__Work instructions__: Copy the lines holding the word "Please", all of them.

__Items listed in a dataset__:
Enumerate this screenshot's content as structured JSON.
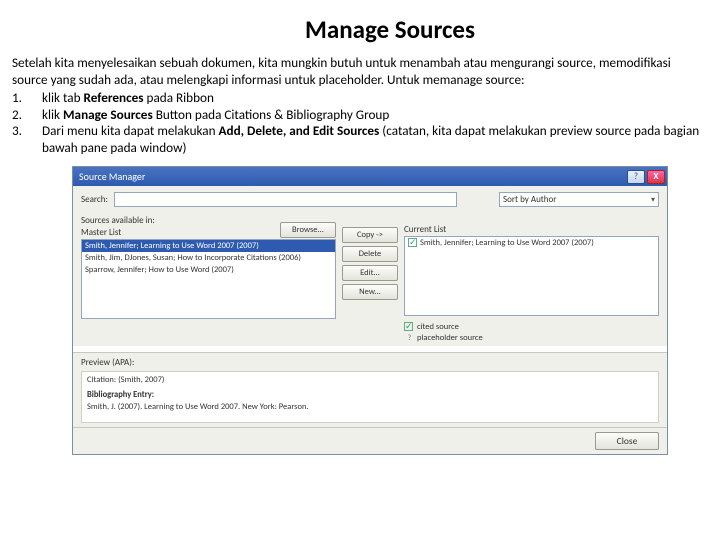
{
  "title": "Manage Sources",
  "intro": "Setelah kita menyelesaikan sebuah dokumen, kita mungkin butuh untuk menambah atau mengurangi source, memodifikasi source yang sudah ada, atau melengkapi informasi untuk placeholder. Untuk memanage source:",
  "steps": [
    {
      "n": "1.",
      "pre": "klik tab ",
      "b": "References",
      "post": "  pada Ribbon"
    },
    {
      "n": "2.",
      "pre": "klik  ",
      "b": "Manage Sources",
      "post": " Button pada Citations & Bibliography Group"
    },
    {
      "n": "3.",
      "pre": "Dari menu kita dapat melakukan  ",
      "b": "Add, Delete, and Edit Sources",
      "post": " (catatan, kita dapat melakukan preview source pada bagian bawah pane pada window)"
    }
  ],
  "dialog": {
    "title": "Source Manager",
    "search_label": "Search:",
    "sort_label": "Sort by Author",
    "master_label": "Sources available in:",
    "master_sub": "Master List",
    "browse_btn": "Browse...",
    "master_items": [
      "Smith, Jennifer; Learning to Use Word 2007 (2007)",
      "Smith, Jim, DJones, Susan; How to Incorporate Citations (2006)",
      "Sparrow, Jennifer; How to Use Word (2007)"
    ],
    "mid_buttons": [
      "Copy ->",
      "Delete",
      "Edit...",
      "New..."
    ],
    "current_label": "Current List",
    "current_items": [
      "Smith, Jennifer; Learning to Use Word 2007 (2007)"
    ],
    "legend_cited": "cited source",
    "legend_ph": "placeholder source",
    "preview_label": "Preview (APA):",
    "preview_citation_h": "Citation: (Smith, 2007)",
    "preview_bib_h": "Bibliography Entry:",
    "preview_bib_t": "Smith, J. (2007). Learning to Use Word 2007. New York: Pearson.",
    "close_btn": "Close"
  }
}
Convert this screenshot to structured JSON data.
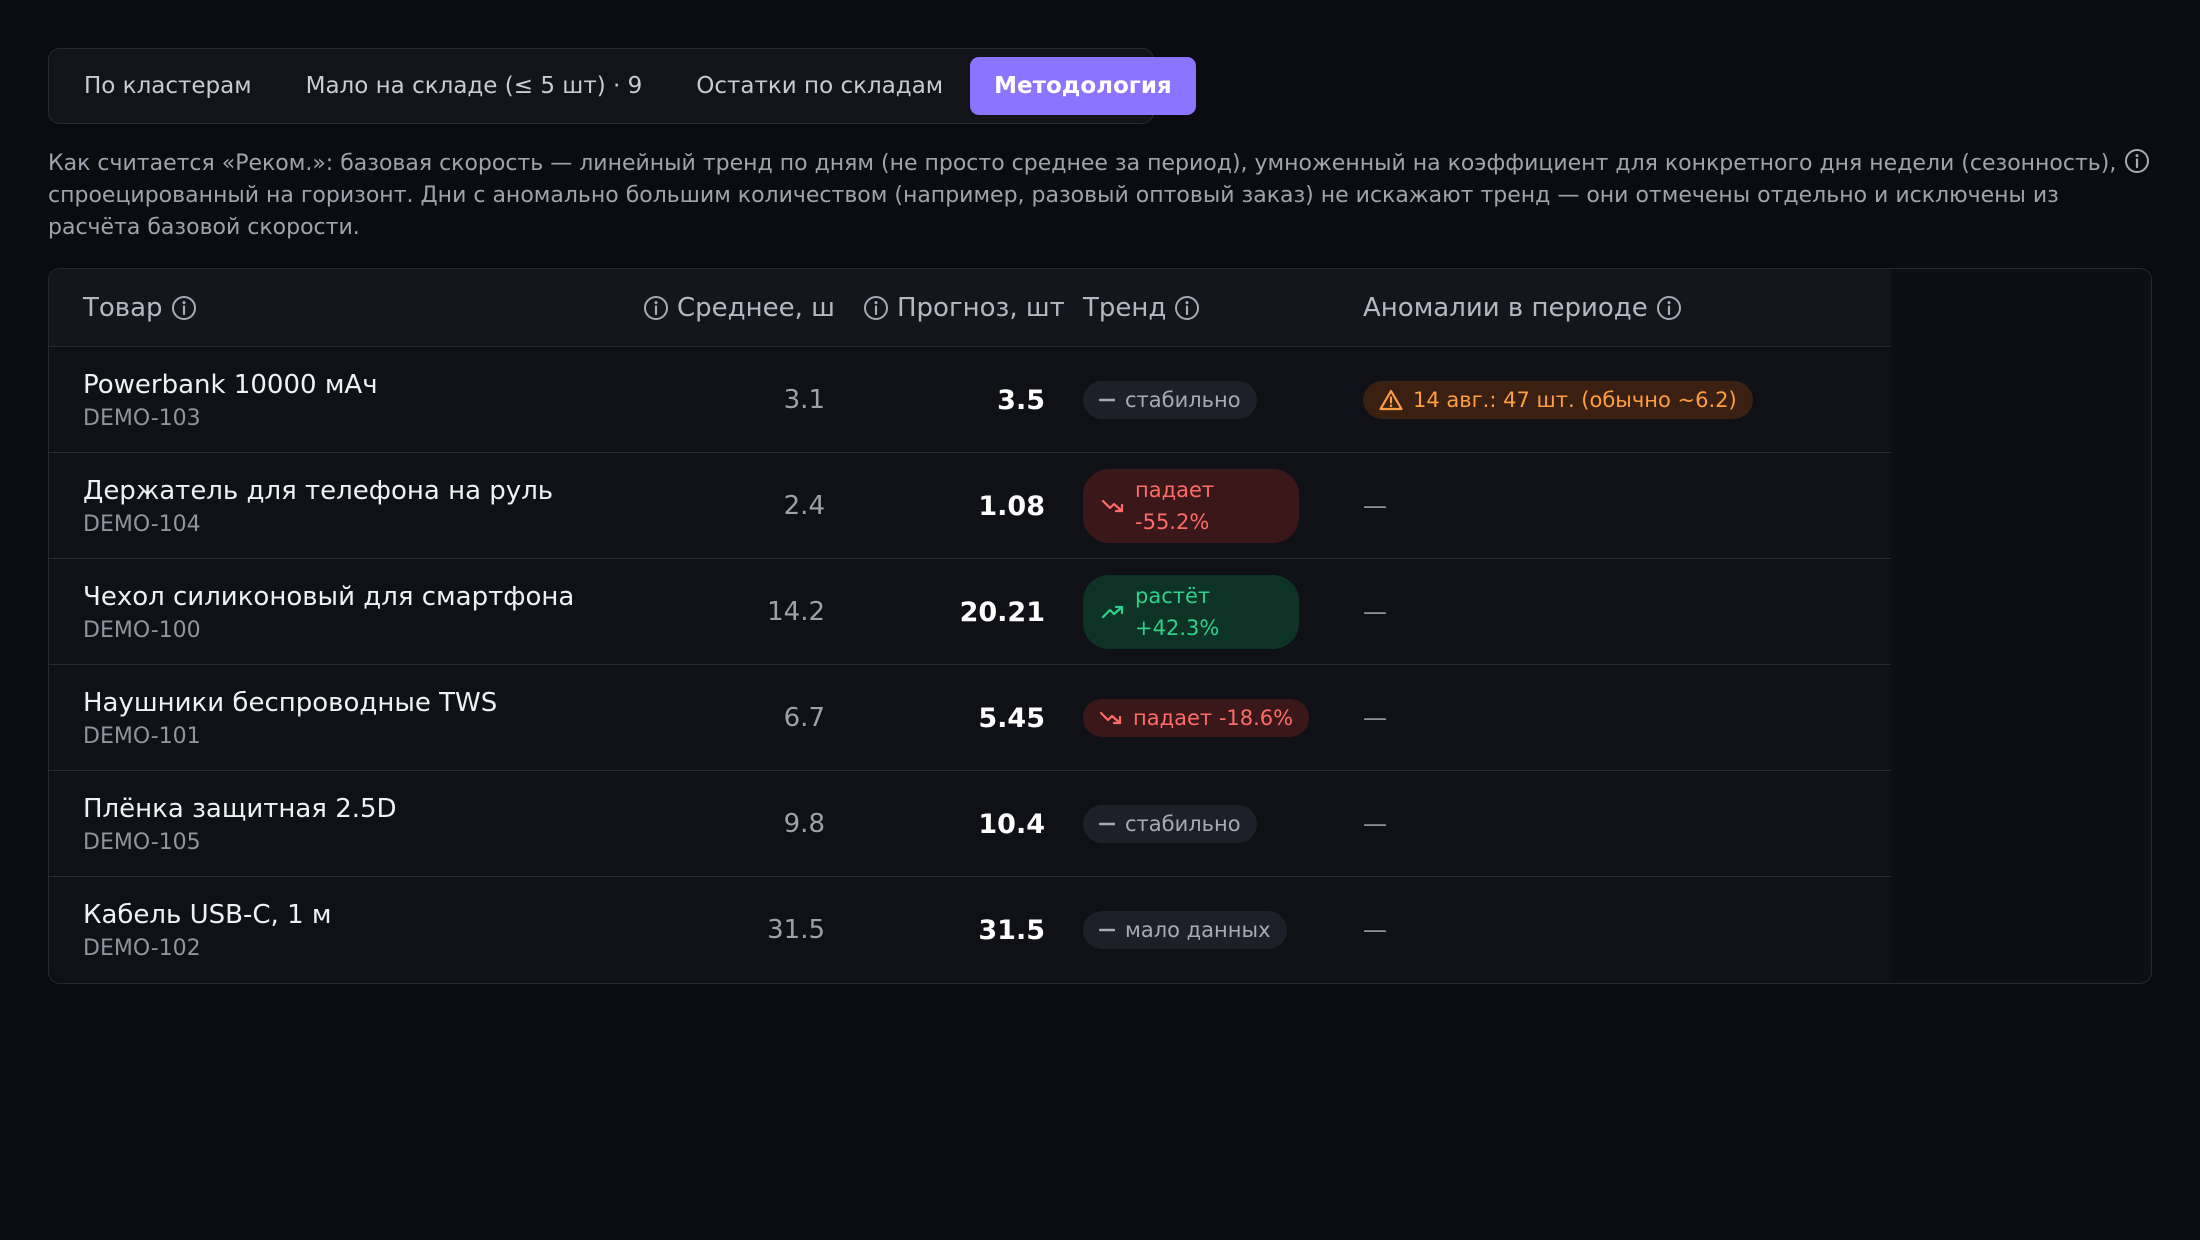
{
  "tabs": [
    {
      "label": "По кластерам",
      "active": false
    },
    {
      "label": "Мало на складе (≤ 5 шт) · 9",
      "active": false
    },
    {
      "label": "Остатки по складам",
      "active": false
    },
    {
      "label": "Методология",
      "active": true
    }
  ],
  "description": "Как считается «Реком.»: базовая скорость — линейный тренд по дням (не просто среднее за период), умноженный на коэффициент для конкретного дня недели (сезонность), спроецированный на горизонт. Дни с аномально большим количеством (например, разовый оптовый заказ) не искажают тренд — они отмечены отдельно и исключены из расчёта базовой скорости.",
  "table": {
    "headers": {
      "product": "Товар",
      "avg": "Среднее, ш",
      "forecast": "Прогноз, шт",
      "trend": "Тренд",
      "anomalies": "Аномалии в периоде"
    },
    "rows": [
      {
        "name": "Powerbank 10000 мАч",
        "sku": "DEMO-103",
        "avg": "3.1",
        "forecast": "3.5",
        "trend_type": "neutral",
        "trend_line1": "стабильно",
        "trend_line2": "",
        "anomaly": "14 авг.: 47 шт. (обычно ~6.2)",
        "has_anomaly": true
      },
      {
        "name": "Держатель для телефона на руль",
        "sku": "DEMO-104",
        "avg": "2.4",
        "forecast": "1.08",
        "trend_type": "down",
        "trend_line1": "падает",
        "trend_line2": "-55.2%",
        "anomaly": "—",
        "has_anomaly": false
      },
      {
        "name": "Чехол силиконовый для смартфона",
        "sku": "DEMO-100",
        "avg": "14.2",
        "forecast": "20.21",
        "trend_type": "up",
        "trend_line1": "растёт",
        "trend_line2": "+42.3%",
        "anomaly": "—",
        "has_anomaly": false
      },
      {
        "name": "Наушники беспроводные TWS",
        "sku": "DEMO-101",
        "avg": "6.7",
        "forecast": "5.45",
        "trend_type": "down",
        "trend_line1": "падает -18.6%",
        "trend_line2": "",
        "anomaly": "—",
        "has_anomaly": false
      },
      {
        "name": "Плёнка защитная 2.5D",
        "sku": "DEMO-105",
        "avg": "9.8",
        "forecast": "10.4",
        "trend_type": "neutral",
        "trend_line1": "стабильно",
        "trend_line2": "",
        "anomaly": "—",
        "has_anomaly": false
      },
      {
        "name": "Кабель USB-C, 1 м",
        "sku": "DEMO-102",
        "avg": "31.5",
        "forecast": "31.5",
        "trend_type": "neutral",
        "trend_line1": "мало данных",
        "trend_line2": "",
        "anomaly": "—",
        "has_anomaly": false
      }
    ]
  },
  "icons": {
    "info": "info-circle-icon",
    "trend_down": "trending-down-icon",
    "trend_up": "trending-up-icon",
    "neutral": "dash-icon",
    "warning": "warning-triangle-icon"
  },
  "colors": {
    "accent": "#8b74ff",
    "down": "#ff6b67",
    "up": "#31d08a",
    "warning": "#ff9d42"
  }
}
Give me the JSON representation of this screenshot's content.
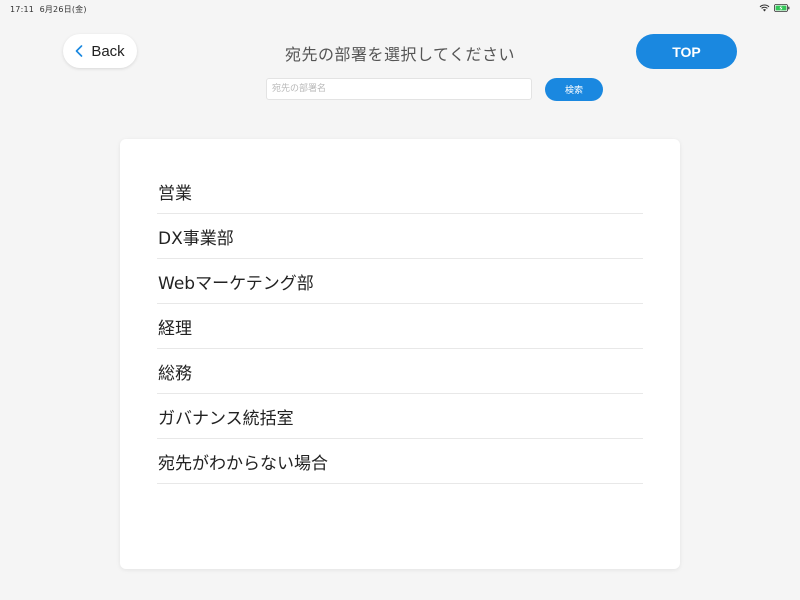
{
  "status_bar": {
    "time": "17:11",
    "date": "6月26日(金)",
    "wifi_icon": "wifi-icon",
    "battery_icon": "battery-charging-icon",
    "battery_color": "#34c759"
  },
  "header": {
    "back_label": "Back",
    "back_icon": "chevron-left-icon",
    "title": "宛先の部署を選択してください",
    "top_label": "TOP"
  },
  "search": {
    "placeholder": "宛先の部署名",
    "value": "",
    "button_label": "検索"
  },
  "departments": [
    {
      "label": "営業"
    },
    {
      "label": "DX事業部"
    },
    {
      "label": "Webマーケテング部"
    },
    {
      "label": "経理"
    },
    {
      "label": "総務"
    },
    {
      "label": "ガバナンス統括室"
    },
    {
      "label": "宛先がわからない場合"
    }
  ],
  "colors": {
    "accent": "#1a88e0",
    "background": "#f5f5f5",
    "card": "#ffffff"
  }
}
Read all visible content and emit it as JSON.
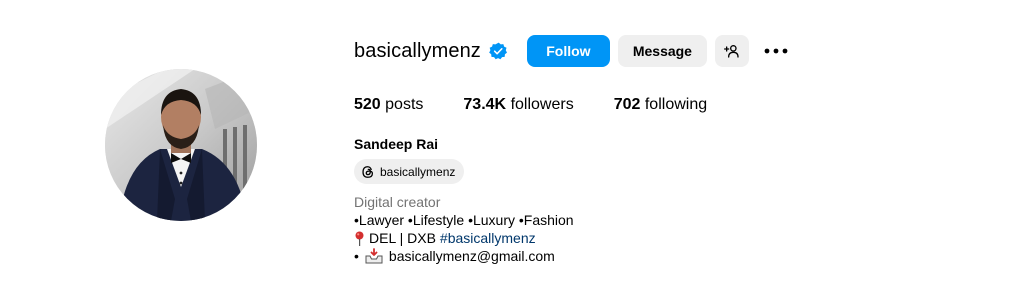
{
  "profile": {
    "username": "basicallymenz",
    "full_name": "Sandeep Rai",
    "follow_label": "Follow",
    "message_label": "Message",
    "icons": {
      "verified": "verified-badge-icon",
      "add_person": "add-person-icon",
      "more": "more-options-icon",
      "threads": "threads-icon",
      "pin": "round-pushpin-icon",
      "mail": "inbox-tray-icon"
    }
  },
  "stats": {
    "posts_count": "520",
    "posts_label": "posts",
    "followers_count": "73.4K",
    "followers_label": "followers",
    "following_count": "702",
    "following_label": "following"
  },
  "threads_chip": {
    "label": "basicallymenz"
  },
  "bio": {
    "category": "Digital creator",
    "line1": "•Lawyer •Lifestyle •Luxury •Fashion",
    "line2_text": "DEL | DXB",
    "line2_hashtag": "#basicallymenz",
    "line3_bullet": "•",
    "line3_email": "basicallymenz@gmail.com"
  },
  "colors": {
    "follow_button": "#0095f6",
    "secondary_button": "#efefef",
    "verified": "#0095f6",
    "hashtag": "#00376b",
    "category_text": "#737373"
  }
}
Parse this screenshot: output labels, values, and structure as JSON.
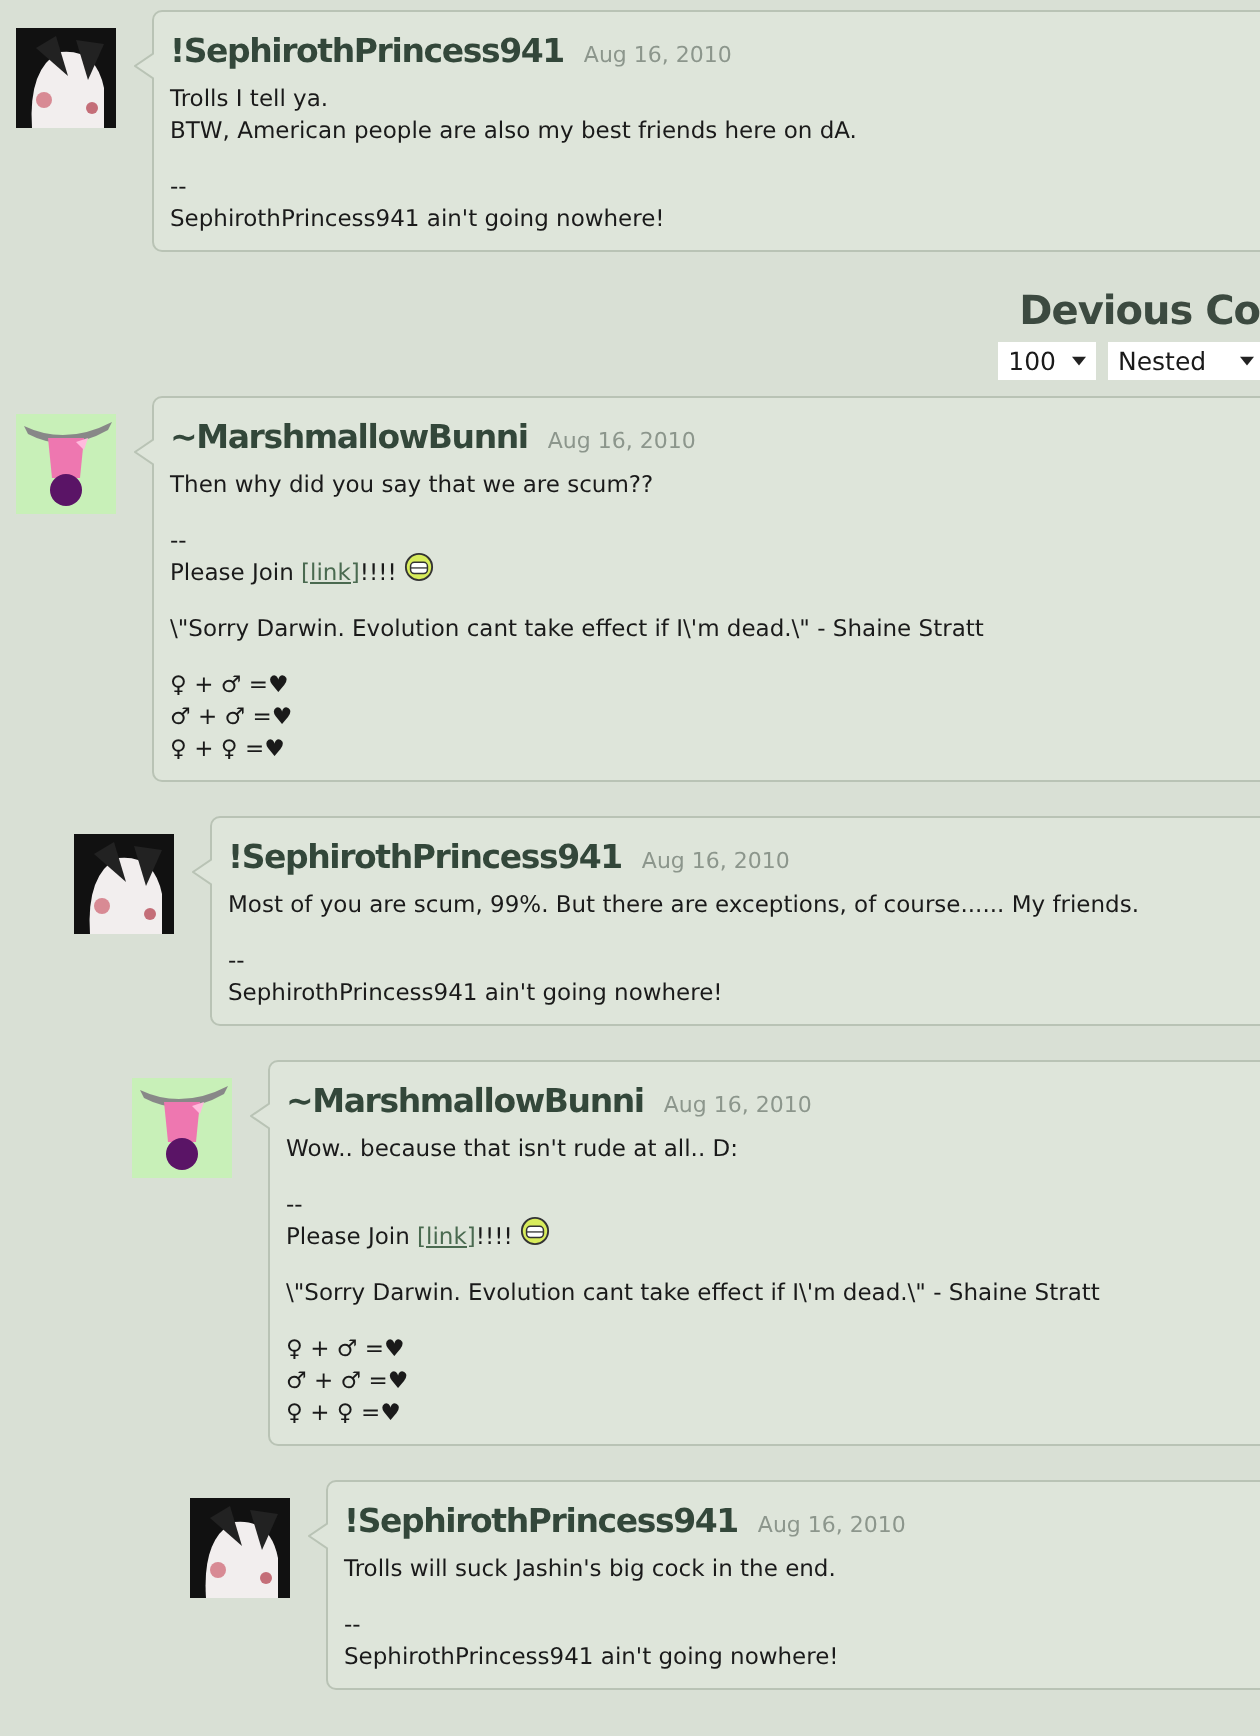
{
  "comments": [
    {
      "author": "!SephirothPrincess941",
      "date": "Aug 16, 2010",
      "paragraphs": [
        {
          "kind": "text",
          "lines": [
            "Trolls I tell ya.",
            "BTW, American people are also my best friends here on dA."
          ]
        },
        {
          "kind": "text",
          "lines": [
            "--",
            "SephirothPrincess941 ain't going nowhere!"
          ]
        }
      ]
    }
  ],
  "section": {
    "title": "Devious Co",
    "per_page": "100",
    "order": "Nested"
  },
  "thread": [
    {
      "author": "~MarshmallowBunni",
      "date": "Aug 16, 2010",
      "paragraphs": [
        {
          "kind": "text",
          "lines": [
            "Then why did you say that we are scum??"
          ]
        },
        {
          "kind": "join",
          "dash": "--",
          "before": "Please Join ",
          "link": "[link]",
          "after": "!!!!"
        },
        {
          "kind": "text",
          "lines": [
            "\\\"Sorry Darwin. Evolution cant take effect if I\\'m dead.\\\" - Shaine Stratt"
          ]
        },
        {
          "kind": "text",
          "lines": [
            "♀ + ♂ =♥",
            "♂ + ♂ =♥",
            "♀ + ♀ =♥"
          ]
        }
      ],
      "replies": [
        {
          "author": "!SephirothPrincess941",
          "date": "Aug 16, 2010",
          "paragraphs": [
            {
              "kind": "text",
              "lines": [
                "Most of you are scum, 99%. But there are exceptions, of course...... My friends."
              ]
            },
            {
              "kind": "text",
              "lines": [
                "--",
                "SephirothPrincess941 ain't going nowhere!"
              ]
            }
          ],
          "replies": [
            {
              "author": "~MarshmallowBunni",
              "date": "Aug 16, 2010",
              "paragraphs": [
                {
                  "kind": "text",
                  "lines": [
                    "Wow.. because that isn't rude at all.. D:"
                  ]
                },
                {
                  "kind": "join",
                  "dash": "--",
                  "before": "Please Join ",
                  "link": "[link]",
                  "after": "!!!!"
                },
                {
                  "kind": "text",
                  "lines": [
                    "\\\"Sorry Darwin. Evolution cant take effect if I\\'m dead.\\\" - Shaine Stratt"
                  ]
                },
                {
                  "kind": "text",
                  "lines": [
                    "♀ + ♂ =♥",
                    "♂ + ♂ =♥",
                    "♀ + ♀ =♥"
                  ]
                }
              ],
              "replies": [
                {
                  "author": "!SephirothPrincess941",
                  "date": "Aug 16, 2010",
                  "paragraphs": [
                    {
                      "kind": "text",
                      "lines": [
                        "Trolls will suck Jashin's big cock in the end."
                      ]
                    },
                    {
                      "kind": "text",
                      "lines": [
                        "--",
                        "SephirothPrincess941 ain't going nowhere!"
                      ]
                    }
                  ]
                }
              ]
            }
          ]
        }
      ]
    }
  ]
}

__Output for this exercise__:
          "before": "Please Join ",
                  "before": "Please Join ",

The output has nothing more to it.